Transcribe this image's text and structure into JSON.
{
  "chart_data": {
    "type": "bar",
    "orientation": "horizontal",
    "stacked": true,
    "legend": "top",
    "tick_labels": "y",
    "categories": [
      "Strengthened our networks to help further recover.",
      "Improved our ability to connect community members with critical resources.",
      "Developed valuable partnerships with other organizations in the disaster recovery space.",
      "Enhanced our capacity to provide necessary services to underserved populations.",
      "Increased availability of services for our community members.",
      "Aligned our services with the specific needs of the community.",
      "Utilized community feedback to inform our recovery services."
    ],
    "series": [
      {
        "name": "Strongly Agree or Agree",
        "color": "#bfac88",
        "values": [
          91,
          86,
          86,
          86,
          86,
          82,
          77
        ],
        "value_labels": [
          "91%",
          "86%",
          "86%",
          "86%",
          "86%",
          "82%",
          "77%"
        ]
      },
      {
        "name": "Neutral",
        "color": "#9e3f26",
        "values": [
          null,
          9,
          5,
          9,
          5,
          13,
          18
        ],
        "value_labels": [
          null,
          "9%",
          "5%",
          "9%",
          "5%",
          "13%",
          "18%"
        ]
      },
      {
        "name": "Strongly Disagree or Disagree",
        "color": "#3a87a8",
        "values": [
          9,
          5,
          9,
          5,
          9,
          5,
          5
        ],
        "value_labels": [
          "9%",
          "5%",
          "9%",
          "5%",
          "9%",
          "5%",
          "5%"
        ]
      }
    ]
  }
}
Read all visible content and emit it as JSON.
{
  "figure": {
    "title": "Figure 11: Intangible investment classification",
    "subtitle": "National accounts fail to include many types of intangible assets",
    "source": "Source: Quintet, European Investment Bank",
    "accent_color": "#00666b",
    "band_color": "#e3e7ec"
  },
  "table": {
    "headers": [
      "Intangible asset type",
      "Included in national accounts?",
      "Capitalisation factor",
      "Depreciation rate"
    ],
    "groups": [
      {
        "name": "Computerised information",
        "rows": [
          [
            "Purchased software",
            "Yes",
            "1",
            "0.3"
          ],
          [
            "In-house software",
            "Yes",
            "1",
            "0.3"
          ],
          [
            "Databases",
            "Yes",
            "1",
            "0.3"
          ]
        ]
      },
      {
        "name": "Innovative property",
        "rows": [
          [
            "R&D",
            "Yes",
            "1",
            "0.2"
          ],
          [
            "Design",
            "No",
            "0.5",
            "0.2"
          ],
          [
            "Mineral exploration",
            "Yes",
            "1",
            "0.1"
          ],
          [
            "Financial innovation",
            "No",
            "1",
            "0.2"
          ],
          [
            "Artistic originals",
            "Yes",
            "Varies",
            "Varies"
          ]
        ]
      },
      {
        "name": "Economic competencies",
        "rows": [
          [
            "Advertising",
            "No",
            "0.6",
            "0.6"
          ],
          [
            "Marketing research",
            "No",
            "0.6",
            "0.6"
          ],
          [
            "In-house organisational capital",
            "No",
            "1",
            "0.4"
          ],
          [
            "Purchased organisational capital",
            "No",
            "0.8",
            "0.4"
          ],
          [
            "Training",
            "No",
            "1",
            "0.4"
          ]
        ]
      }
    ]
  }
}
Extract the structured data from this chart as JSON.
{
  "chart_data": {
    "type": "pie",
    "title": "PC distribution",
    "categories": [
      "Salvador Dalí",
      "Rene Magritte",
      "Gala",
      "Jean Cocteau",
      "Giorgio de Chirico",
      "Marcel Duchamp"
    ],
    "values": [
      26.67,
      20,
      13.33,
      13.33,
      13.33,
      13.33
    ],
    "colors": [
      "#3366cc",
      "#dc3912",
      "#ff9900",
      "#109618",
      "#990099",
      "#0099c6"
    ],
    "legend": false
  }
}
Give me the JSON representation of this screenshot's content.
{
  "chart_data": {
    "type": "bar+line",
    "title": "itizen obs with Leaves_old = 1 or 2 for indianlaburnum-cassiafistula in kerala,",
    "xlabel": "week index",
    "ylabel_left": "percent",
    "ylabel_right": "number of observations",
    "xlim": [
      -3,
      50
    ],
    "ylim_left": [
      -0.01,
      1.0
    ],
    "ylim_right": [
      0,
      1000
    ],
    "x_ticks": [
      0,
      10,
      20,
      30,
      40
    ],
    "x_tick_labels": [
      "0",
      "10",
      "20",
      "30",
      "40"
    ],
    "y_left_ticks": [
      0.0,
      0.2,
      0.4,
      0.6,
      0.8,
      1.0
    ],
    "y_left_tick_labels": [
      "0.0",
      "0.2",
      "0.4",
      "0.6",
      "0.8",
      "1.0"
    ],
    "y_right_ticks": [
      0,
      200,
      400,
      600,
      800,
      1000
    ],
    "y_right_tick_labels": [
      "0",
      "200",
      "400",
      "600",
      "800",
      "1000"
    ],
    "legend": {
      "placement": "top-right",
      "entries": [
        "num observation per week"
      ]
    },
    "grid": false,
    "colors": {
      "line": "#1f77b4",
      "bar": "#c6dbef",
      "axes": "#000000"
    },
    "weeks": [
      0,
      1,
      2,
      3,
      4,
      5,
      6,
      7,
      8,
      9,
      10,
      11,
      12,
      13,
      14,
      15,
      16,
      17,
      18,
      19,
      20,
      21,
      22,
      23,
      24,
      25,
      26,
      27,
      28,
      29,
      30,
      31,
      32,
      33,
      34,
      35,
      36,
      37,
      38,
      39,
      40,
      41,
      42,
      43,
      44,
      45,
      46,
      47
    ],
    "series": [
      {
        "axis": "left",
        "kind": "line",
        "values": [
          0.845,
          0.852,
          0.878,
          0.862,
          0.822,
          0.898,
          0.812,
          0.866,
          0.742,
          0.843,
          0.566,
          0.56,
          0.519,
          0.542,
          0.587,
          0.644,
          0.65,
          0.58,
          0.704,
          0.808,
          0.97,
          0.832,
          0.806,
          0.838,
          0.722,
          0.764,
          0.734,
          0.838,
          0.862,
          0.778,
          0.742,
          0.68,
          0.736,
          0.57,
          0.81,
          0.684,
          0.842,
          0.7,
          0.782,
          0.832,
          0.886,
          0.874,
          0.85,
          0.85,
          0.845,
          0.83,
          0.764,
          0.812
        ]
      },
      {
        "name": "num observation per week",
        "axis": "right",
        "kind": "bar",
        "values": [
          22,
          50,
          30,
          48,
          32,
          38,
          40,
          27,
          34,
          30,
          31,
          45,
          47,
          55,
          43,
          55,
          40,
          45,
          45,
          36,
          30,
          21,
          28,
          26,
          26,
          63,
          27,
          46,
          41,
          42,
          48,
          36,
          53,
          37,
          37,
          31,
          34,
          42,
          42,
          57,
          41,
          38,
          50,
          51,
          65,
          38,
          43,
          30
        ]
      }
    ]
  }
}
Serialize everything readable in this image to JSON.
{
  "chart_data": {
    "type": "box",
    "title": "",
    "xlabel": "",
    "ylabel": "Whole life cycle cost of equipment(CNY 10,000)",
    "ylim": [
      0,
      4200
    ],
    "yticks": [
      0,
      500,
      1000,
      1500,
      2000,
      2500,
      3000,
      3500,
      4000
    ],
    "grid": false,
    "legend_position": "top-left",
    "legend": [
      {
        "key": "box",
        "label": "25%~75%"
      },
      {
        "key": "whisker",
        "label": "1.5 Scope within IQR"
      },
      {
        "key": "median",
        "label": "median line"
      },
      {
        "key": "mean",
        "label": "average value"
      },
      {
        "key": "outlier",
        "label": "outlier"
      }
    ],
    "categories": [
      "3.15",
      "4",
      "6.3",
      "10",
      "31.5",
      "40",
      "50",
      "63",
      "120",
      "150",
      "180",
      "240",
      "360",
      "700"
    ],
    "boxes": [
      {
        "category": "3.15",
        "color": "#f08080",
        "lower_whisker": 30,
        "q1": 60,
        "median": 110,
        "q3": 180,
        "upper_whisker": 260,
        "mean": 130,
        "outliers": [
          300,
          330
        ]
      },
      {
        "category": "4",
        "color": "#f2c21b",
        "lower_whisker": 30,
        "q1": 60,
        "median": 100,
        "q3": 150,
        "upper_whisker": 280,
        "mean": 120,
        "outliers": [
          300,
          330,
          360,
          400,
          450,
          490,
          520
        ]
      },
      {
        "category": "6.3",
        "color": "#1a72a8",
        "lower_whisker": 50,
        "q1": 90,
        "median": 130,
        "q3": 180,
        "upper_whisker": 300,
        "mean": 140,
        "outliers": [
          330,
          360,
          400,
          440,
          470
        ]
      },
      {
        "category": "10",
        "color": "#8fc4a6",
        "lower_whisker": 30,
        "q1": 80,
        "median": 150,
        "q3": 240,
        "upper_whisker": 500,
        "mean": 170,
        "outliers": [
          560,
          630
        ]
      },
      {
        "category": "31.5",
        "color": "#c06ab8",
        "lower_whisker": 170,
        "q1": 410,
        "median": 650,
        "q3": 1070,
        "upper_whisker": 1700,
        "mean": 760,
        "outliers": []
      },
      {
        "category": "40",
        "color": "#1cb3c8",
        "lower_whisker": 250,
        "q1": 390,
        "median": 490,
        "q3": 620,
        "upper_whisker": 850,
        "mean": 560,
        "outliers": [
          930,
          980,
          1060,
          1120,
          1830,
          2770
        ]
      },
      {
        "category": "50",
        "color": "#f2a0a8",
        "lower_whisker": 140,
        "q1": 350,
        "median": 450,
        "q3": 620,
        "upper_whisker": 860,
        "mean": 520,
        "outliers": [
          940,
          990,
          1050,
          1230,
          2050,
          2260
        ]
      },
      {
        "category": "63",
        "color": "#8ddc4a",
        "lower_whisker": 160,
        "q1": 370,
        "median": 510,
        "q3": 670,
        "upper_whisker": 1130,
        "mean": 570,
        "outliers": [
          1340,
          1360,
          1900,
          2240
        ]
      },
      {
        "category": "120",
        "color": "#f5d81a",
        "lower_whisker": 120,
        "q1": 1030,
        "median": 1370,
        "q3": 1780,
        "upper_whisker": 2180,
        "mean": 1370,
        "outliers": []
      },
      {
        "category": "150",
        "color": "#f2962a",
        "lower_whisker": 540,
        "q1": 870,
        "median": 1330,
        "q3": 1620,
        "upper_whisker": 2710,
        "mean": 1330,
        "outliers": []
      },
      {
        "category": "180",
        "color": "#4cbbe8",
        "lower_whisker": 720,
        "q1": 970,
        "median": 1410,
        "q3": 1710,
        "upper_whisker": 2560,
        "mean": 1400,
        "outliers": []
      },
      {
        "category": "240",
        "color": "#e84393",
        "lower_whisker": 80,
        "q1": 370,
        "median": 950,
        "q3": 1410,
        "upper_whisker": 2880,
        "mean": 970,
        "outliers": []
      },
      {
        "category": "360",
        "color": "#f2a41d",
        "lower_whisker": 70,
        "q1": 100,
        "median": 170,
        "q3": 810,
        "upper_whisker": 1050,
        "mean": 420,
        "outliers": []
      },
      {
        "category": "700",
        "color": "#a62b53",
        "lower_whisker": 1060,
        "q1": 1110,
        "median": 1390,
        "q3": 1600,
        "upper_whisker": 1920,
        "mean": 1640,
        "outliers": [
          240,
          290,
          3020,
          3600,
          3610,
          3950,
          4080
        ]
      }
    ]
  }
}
━━━━━━━━━━━━━━━━━━━━
- Written request -
Track down every line holding the string "community" and copy it.

- Expected answer -
      "Improved our ability to connect community members with critical resources.",
      "Increased availability of services for our community members.",
      "Aligned our services with the specific needs of the community.",
      "Utilized community feedback to inform our recovery services."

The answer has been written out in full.